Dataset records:
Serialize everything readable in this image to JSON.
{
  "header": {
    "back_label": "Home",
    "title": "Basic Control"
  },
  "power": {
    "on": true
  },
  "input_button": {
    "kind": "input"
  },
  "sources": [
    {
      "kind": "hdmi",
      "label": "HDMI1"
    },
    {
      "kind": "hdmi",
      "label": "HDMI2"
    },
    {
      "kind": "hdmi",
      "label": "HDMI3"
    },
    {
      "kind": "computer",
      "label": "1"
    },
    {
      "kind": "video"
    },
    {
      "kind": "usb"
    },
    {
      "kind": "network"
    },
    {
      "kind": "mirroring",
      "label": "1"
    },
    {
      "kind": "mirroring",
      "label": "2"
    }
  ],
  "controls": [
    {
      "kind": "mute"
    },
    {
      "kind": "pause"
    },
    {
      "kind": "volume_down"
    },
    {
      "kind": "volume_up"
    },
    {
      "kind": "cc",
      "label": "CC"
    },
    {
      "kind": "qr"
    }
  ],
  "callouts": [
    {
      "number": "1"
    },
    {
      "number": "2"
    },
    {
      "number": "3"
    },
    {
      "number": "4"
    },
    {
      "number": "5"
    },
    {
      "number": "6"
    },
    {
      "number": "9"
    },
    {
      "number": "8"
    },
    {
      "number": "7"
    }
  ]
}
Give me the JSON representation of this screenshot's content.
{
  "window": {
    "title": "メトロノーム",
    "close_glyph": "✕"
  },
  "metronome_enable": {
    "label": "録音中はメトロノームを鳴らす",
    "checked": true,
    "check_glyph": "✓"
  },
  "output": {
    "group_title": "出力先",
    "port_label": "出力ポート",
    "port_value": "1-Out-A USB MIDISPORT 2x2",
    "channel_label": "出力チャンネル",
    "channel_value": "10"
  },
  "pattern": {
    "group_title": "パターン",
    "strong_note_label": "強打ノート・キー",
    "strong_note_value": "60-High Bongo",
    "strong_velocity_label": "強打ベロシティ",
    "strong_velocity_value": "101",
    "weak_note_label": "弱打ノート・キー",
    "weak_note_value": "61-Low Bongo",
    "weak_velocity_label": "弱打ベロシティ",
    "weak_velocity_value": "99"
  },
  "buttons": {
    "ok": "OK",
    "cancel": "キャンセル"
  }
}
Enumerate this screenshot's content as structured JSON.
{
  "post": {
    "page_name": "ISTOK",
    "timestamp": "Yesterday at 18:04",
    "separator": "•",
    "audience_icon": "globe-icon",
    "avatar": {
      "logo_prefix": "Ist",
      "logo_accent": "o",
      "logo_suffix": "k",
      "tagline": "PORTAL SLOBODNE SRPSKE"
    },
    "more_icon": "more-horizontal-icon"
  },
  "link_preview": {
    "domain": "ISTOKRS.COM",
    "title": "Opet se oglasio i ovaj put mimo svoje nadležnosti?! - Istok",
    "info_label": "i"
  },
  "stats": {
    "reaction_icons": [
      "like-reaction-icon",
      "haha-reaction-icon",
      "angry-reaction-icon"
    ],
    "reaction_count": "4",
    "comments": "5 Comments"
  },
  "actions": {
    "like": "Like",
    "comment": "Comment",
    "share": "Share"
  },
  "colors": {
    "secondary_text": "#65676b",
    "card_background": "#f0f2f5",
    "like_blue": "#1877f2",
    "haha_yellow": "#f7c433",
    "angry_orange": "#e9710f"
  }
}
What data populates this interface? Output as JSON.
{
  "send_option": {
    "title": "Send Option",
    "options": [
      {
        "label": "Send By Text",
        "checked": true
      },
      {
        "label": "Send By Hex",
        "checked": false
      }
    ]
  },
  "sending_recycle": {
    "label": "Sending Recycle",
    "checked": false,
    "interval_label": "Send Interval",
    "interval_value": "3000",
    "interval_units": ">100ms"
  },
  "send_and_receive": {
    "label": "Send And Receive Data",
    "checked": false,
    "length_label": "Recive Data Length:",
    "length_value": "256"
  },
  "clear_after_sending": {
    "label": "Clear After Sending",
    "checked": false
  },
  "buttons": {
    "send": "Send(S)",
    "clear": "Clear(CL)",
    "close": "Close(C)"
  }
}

- _What you should do_:
Write out all records exactly, keeping every detail.

- _Output of the task_:
Serialize everything readable in this image to JSON.
{
  "header": {
    "back_label": "Home",
    "title": "Basic Control"
  },
  "power": {
    "on": true
  },
  "input_button": {
    "kind": "input"
  },
  "sources": [
    {
      "kind": "hdmi",
      "label": "HDMI1"
    },
    {
      "kind": "hdmi",
      "label": "HDMI2"
    },
    {
      "kind": "hdmi",
      "label": "HDMI3"
    },
    {
      "kind": "computer",
      "label": "1"
    },
    {
      "kind": "video"
    },
    {
      "kind": "usb"
    },
    {
      "kind": "network"
    },
    {
      "kind": "mirroring",
      "label": "1"
    },
    {
      "kind": "mirroring",
      "label": "2"
    }
  ],
  "controls": [
    {
      "kind": "mute"
    },
    {
      "kind": "pause"
    },
    {
      "kind": "volume_down"
    },
    {
      "kind": "volume_up"
    },
    {
      "kind": "cc",
      "label": "CC"
    },
    {
      "kind": "qr"
    }
  ],
  "callouts": [
    {
      "number": "1"
    },
    {
      "number": "2"
    },
    {
      "number": "3"
    },
    {
      "number": "4"
    },
    {
      "number": "5"
    },
    {
      "number": "6"
    },
    {
      "number": "9"
    },
    {
      "number": "8"
    },
    {
      "number": "7"
    }
  ]
}
Give me the JSON representation of this screenshot's content.
{
  "window": {
    "title": "メトロノーム",
    "close_glyph": "✕"
  },
  "metronome_enable": {
    "label": "録音中はメトロノームを鳴らす",
    "checked": true,
    "check_glyph": "✓"
  },
  "output": {
    "group_title": "出力先",
    "port_label": "出力ポート",
    "port_value": "1-Out-A USB MIDISPORT 2x2",
    "channel_label": "出力チャンネル",
    "channel_value": "10"
  },
  "pattern": {
    "group_title": "パターン",
    "strong_note_label": "強打ノート・キー",
    "strong_note_value": "60-High Bongo",
    "strong_velocity_label": "強打ベロシティ",
    "strong_velocity_value": "101",
    "weak_note_label": "弱打ノート・キー",
    "weak_note_value": "61-Low Bongo",
    "weak_velocity_label": "弱打ベロシティ",
    "weak_velocity_value": "99"
  },
  "buttons": {
    "ok": "OK",
    "cancel": "キャンセル"
  }
}
Enumerate this screenshot's content as structured JSON.
{
  "post": {
    "page_name": "ISTOK",
    "timestamp": "Yesterday at 18:04",
    "separator": "•",
    "audience_icon": "globe-icon",
    "avatar": {
      "logo_prefix": "Ist",
      "logo_accent": "o",
      "logo_suffix": "k",
      "tagline": "PORTAL SLOBODNE SRPSKE"
    },
    "more_icon": "more-horizontal-icon"
  },
  "link_preview": {
    "domain": "ISTOKRS.COM",
    "title": "Opet se oglasio i ovaj put mimo svoje nadležnosti?! - Istok",
    "info_label": "i"
  },
  "stats": {
    "reaction_icons": [
      "like-reaction-icon",
      "haha-reaction-icon",
      "angry-reaction-icon"
    ],
    "reaction_count": "4",
    "comments": "5 Comments"
  },
  "actions": {
    "like": "Like",
    "comment": "Comment",
    "share": "Share"
  },
  "colors": {
    "secondary_text": "#65676b",
    "card_background": "#f0f2f5",
    "like_blue": "#1877f2",
    "haha_yellow": "#f7c433",
    "angry_orange": "#e9710f"
  }
}
What data populates this interface? Output as JSON.
{
  "send_option": {
    "title": "Send Option",
    "options": [
      {
        "label": "Send By Text",
        "checked": true
      },
      {
        "label": "Send By Hex",
        "checked": false
      }
    ]
  },
  "sending_recycle": {
    "label": "Sending Recycle",
    "checked": false,
    "interval_label": "Send Interval",
    "interval_value": "3000",
    "interval_units": ">100ms"
  },
  "send_and_receive": {
    "label": "Send And Receive Data",
    "checked": false,
    "length_label": "Recive Data Length:",
    "length_value": "256"
  },
  "clear_after_sending": {
    "label": "Clear After Sending",
    "checked": false
  },
  "buttons": {
    "send": "Send(S)",
    "clear": "Clear(CL)",
    "close": "Close(C)"
  }
}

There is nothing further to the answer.